(Records from a data collection)
— begin —
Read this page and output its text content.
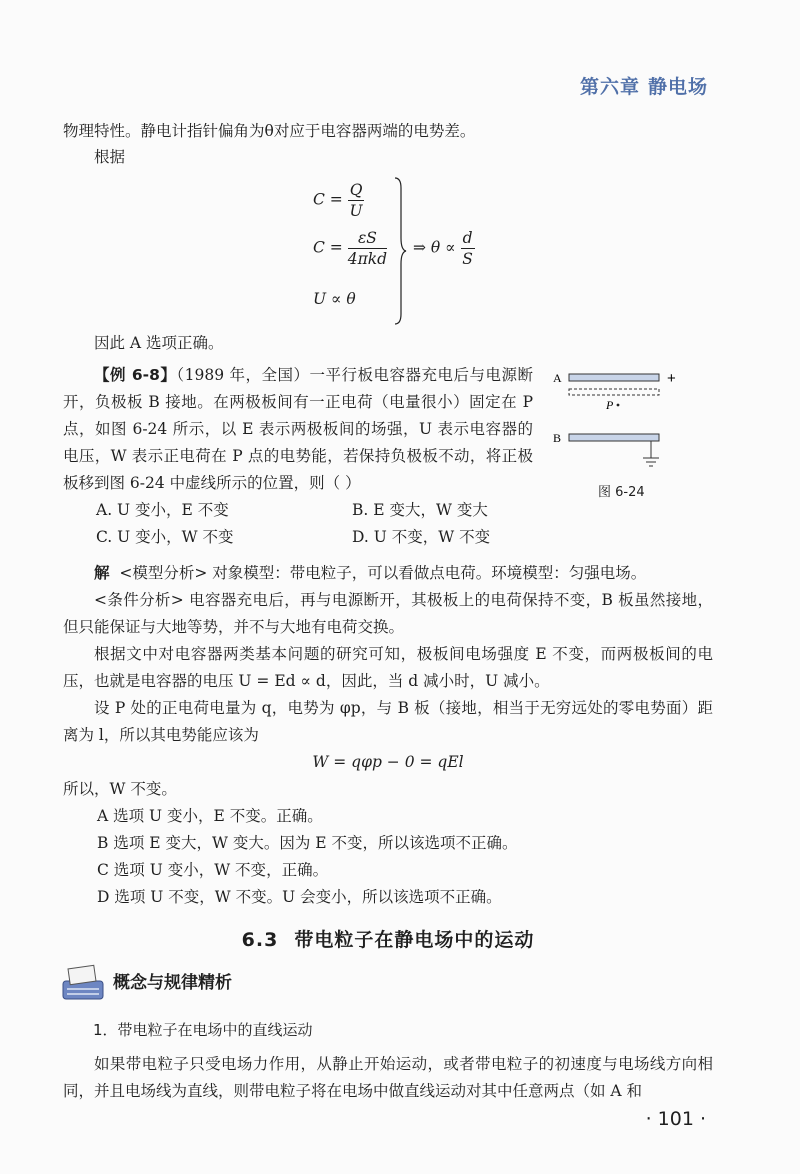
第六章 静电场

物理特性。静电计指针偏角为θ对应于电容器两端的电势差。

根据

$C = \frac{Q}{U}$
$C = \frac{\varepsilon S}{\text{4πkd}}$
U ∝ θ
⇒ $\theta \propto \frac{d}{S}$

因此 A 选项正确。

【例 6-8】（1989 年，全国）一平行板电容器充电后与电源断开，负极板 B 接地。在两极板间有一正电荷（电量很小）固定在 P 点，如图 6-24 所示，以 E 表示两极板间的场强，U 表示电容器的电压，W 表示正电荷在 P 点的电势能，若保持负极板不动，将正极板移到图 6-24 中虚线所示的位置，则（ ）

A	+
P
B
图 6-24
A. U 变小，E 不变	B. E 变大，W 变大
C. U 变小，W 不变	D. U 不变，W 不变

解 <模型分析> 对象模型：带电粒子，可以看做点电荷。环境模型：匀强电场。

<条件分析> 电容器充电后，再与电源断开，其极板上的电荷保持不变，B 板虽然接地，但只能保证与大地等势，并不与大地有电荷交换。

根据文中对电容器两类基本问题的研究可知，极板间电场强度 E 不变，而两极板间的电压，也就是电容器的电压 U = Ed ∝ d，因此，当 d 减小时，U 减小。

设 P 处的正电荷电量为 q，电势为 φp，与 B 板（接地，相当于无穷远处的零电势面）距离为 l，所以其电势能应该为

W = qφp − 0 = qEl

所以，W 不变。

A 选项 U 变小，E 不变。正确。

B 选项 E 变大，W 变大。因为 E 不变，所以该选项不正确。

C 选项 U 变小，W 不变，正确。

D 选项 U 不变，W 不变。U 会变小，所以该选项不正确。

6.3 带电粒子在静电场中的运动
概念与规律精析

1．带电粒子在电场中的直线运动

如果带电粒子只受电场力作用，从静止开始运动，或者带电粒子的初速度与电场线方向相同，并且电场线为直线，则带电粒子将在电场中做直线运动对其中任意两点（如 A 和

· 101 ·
— end —
— begin —
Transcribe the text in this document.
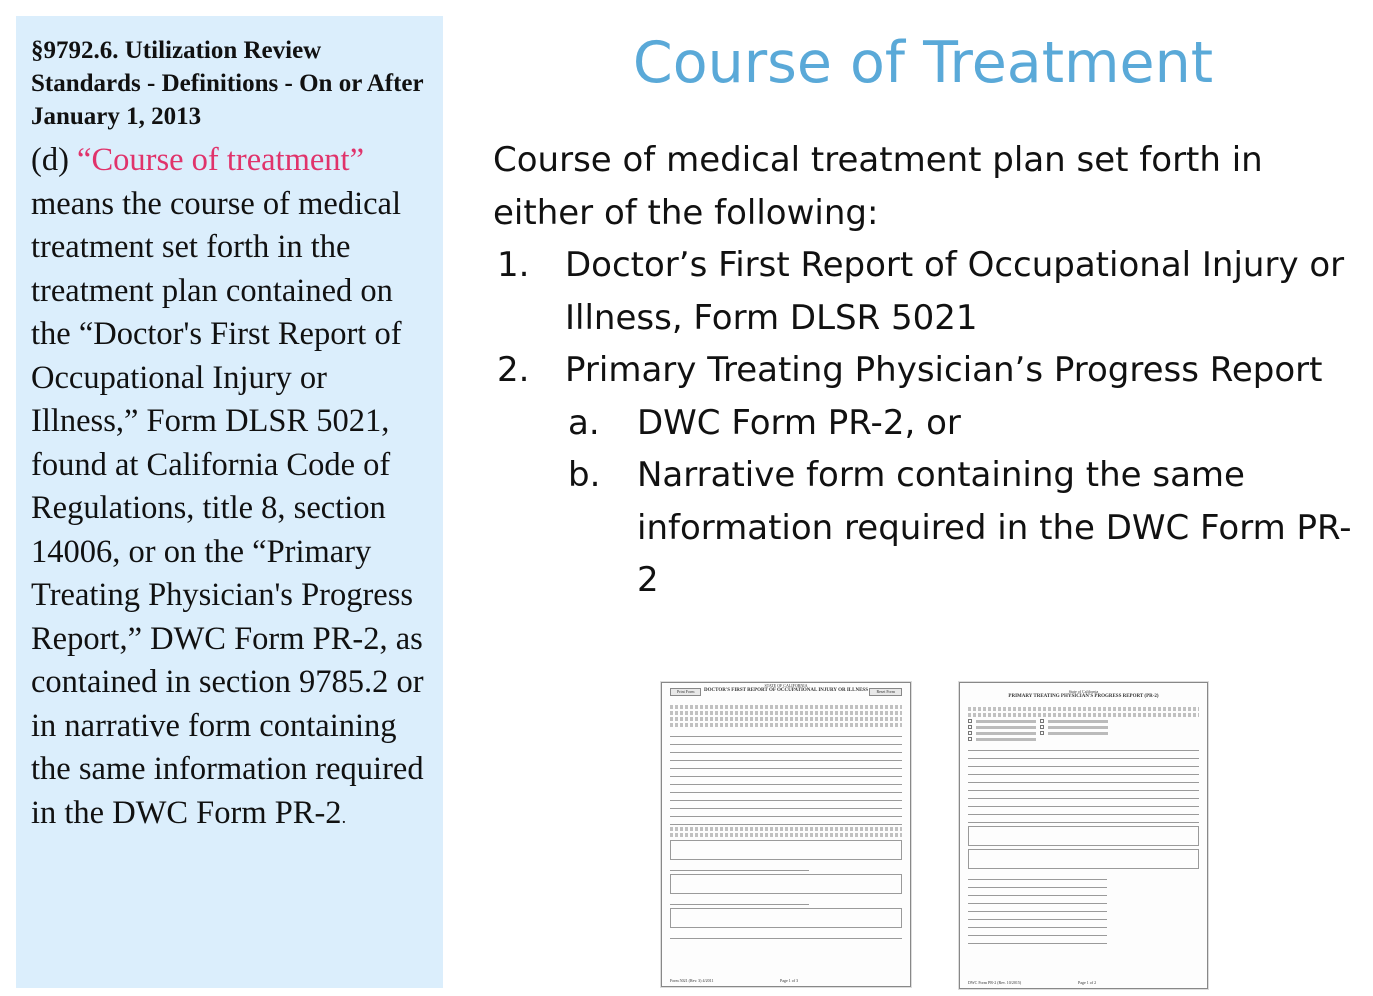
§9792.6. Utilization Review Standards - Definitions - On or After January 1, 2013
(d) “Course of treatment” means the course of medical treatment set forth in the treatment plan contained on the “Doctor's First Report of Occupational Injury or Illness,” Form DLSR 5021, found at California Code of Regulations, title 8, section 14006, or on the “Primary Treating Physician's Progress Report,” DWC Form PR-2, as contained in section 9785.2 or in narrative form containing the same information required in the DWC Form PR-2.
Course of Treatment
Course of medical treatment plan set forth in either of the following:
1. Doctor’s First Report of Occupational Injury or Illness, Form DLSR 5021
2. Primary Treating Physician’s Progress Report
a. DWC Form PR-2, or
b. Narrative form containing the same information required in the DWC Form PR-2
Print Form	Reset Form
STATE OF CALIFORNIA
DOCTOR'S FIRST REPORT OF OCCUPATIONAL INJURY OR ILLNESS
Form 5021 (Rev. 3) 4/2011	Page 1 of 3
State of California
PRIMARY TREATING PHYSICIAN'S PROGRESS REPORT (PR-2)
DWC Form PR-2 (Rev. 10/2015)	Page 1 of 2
— end —
> **YOUR INSTRUCTIONS**
Tell how many lines in the material above include the word "information", giving the number only.

> **RESPONSE TO THIS EXERCISE**
2